As far as cool stuff seen in the field, when I was in grad school I saw a heron fishing along the water's edge after the lake had been drawn down for the winter while a bobcat was belly crawling down on the heron.

Another time I watched a river otter eat a bluegill while i was on the deer stand.
 
I'm a huge advocate for scientific method.

Love the otter and sunfish story. Haven't seen that but watching otters truck through the woods deer hunting is a hoot.
 
Rob, stable isotope analysis has supplanted standard stomach content food habits analysis for a variety of reasons, since this technique yields an integrated "signature" of "on what" and "where" the fish has been feeding over months, rather than days or weeks. Obviously more costly than teasing through stomach contents, but far more definitive. Technology does have its place in science.
 
RL- very cool. I'm all for technology in science.

When I worked at a software development company we determined that a developer that new the problem wrote better code. It didn't matter if they were a "10" or a "7" on a skills scale. What mattered more in their application of technical knowledge was their understanding of the problem to be solved and the environment it existed in.

In my fish-gut analysis example, it wasn't the science, it was the ex-GF that had no more knowledge of fish than the i.d. card she used to determine if it was a black or white crappie.

For me this doesn't negate the science. It was likely done perfectly. However, perfect science does little to determine if the right question was asked and doesn't see a failed hypothesis as an opportunity, rather it's an end.

If she fished for the crappies rather than simply collect creel data my belief is there would have been a realization of better questions.

→ Directive A:
Using the forum thread, explain why stable isotope analysis has replaced standard stomach content analysis for studying what fish eat. Answer in one to three sentences.
→ Directive B:
According to the forum thread, what did the river otter eat while the poster was on the deer stand?
→ Directive C:
Extract from the forum thread the passage from "In my fish-gut" up to and including "or white crappie.", word for word.

→ Stored data:
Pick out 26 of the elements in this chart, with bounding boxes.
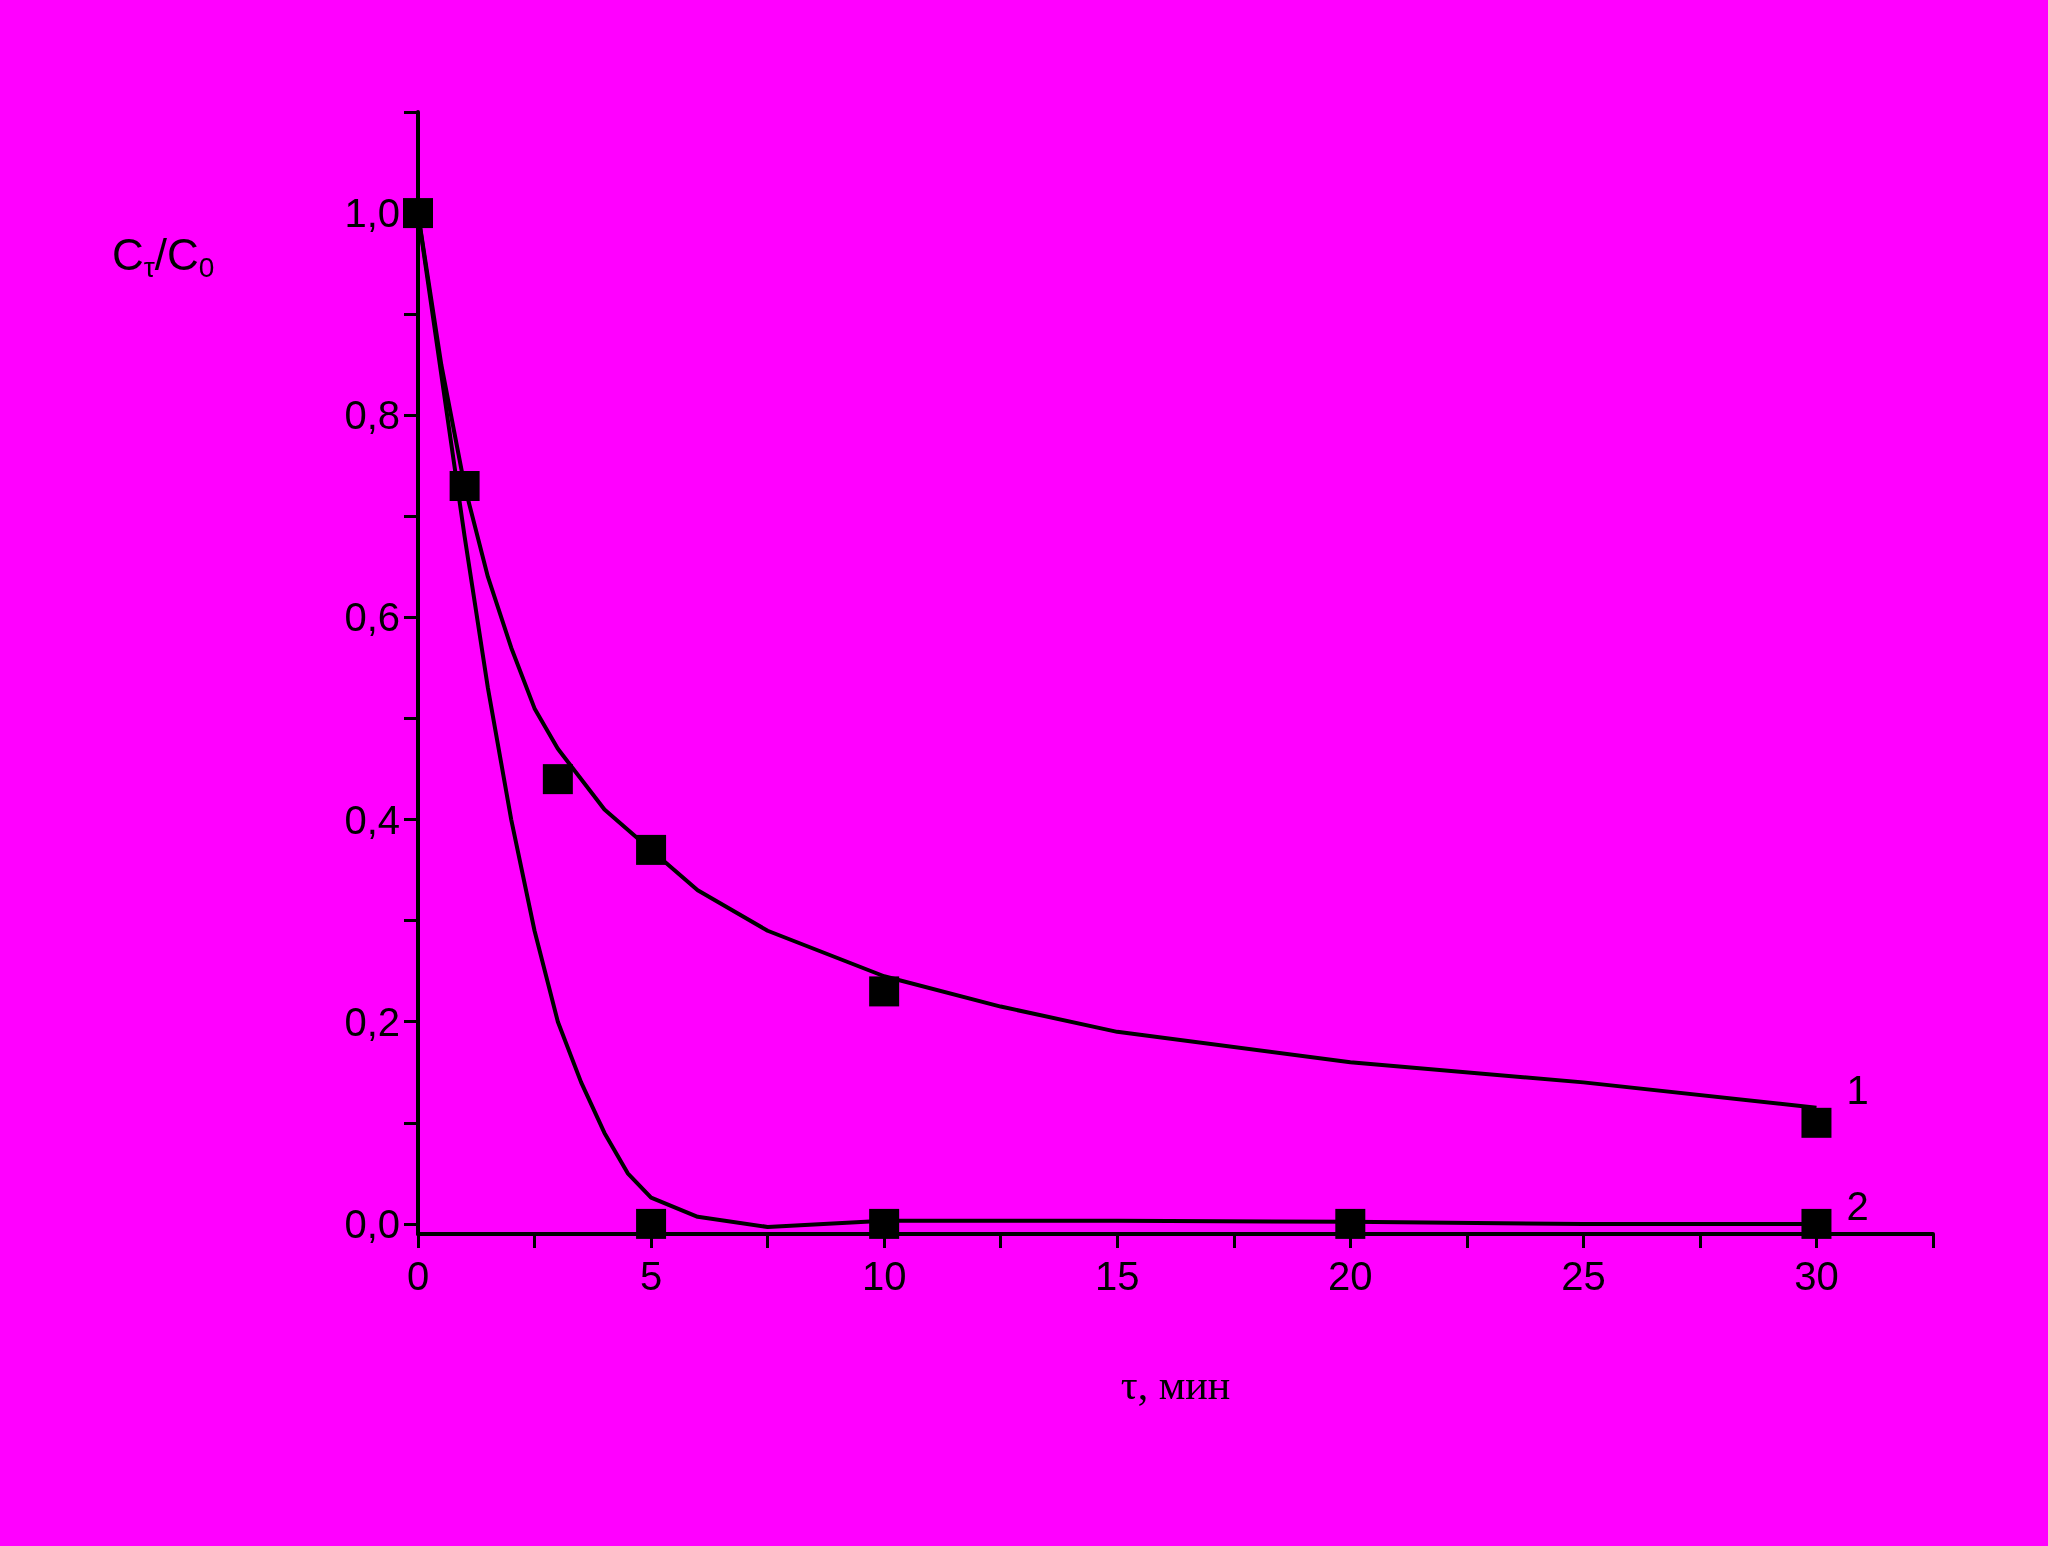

→ Result A:
Stable isotope analysis gives an integrated "signature" of what a fish has been eating and where it has been feeding over months, while stomach contents cover only days or weeks. It costs more than going through stomach contents, but it is far more definitive.

→ Result B:
A bluegill.

→ Result C:
In my fish-gut analysis example, it wasn't the science, it was the ex-GF that had no more knowledge of fish than the i.d. card she used to determine if it was a black or white crappie.